LISTED RECORDS>

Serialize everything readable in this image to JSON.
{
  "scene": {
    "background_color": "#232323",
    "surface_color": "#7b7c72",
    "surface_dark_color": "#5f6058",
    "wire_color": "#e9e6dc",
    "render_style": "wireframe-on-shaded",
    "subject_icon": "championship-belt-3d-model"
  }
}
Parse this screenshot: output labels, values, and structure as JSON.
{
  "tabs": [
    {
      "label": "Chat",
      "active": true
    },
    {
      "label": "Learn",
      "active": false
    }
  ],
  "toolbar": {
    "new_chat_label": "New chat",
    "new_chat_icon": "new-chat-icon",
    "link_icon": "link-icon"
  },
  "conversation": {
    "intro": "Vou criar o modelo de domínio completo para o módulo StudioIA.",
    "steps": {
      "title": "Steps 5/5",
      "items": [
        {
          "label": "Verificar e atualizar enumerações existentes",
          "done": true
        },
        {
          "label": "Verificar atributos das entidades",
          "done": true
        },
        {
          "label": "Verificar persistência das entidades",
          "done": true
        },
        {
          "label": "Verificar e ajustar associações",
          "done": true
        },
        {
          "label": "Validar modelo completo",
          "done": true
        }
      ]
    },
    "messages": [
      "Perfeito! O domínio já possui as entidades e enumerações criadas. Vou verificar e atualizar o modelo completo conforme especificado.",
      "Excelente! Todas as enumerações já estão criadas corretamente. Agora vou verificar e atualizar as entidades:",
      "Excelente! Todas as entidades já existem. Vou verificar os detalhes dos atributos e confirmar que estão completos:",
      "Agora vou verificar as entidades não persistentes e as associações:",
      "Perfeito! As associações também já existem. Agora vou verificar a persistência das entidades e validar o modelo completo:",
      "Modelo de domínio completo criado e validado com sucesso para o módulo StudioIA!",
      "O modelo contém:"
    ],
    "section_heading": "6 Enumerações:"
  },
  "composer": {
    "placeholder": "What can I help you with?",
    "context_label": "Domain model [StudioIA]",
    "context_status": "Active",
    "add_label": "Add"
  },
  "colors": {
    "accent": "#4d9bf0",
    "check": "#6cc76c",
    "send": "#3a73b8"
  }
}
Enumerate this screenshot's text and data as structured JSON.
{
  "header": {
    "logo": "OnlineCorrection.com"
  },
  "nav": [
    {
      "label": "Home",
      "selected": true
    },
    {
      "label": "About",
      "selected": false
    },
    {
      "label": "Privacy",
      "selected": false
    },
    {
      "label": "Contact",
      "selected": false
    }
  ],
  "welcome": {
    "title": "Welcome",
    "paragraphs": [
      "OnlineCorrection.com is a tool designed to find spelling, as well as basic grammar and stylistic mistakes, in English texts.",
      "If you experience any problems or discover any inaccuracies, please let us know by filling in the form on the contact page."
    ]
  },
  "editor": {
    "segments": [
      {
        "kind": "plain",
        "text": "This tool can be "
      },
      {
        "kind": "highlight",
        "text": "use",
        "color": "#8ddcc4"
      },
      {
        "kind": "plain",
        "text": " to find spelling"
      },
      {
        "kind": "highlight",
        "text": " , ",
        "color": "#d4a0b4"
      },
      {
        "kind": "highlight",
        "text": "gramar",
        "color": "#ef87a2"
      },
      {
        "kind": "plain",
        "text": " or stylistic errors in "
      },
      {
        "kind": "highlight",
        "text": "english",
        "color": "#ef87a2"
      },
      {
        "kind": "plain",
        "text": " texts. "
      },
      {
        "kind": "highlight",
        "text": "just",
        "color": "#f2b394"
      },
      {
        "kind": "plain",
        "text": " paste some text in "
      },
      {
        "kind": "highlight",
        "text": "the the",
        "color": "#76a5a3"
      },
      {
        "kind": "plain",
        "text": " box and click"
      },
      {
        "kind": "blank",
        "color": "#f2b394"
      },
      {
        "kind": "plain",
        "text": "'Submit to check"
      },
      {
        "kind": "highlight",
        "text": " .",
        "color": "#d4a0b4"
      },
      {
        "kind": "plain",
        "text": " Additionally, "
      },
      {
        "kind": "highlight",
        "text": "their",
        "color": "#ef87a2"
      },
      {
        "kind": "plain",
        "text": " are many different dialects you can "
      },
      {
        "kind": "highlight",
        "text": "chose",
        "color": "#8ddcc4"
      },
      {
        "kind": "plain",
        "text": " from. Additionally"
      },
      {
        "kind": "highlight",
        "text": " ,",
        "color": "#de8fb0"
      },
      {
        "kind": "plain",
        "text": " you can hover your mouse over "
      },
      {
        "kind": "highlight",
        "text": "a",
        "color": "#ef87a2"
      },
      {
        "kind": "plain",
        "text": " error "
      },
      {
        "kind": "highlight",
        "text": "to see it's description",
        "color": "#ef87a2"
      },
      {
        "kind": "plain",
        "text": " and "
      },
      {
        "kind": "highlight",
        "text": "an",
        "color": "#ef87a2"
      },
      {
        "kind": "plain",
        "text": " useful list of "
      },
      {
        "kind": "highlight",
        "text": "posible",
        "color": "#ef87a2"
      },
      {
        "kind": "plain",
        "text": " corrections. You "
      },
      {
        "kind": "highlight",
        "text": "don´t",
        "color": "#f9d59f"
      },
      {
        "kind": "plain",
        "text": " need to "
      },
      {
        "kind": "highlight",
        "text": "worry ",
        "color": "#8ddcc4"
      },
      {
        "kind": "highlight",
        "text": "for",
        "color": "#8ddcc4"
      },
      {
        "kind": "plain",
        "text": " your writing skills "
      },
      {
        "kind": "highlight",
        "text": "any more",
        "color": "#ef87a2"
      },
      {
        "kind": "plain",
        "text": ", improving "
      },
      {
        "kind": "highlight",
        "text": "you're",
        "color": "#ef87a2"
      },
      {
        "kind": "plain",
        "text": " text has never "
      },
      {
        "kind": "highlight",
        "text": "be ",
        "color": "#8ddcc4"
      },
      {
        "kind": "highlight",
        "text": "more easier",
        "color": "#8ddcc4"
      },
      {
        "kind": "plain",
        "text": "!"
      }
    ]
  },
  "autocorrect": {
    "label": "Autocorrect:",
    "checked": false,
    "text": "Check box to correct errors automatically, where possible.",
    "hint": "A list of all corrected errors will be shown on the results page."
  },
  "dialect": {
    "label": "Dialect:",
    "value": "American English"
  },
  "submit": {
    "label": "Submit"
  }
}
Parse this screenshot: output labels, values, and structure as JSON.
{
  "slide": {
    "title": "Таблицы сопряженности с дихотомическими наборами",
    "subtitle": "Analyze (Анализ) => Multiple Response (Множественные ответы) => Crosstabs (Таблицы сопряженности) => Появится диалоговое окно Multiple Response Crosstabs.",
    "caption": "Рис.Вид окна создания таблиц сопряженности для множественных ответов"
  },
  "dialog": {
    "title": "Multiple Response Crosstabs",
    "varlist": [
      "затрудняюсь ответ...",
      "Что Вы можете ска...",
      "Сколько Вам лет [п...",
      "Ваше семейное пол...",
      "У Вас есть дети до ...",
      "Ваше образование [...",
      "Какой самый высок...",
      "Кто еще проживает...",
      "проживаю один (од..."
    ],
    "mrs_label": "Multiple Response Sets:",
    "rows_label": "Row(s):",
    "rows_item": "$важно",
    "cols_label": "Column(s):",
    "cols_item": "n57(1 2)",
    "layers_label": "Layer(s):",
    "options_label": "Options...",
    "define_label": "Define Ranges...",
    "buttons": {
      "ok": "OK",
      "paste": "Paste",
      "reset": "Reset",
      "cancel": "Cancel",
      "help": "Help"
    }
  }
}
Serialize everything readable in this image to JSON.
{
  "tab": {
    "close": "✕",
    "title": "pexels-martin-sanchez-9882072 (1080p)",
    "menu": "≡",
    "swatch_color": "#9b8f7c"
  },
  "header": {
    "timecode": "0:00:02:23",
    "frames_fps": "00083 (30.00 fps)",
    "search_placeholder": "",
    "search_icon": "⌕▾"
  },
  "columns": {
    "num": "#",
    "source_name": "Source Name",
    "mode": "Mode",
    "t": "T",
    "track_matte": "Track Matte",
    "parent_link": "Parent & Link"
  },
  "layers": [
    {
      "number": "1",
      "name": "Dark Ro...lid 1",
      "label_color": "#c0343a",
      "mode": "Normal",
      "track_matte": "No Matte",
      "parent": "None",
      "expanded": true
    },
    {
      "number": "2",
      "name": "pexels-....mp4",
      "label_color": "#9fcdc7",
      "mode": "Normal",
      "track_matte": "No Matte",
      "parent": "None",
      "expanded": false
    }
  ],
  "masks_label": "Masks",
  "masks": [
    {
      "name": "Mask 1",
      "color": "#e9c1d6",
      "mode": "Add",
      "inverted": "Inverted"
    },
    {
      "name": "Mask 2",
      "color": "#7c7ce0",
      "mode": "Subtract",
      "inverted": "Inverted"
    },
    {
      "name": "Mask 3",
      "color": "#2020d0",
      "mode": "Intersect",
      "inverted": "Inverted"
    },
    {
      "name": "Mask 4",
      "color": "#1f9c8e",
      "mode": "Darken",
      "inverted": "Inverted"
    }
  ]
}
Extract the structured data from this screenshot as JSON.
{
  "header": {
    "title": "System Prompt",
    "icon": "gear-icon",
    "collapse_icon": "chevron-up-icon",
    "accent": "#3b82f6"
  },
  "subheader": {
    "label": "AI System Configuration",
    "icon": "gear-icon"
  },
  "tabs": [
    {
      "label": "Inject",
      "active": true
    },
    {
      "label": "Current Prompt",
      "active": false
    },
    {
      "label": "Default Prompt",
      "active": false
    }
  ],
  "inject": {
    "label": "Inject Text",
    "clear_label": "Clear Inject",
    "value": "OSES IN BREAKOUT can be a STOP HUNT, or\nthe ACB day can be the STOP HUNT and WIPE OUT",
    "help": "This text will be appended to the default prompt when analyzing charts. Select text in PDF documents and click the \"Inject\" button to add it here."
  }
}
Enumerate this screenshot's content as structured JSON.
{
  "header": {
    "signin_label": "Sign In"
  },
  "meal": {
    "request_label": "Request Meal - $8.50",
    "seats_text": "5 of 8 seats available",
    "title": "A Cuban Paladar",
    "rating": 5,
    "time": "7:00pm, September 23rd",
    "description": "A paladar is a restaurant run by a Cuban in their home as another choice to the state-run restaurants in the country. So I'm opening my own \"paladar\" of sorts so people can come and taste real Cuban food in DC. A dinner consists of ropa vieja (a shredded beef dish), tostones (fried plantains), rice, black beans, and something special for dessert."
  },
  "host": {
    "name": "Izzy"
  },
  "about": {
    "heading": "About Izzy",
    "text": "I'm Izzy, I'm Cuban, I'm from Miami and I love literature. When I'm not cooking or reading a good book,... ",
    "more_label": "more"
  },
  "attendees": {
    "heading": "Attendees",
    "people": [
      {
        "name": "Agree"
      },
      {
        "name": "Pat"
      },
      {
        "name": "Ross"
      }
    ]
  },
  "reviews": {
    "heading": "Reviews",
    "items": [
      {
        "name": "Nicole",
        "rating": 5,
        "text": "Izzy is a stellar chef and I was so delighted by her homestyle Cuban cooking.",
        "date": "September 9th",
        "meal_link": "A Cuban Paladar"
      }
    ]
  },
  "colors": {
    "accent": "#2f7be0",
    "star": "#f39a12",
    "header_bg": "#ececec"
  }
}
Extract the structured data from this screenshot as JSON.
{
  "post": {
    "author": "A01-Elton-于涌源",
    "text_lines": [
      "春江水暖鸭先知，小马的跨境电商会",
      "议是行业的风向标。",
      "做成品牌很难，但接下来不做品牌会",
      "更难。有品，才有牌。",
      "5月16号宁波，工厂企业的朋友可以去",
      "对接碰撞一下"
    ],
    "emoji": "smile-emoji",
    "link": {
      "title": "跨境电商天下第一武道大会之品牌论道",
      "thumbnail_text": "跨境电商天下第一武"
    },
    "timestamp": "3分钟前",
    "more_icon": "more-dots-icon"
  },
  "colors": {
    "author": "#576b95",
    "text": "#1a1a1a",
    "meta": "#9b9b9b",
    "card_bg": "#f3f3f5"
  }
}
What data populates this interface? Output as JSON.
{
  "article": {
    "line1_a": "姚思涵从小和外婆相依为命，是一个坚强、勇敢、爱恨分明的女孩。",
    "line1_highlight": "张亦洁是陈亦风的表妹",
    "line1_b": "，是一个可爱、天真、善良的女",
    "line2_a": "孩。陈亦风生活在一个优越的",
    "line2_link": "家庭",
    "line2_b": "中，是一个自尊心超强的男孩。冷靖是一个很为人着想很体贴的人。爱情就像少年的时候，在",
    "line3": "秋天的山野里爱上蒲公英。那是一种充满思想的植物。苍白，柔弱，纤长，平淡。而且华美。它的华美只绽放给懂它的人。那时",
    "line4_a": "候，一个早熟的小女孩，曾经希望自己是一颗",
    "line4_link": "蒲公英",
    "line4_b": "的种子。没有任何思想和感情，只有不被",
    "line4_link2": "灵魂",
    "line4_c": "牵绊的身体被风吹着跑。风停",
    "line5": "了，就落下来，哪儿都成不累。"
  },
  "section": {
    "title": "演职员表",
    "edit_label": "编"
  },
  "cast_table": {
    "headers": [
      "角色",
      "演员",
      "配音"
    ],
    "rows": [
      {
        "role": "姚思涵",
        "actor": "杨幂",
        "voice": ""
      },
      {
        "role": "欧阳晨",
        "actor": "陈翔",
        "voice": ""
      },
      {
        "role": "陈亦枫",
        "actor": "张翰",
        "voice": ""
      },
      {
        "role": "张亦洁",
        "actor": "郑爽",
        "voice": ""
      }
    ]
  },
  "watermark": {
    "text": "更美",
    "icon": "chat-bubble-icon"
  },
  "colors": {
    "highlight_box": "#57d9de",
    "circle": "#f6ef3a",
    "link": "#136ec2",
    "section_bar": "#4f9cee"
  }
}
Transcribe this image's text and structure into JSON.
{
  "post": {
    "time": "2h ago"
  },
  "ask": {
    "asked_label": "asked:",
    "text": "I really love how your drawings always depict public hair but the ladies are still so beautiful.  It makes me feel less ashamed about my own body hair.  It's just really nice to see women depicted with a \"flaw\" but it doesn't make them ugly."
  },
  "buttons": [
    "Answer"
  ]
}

EXERCISE REQUIREMENTS>
A line counts if it holds the word "persistência". How many lines of the entries count? Give the number only.

WORKED SOLUTION>
2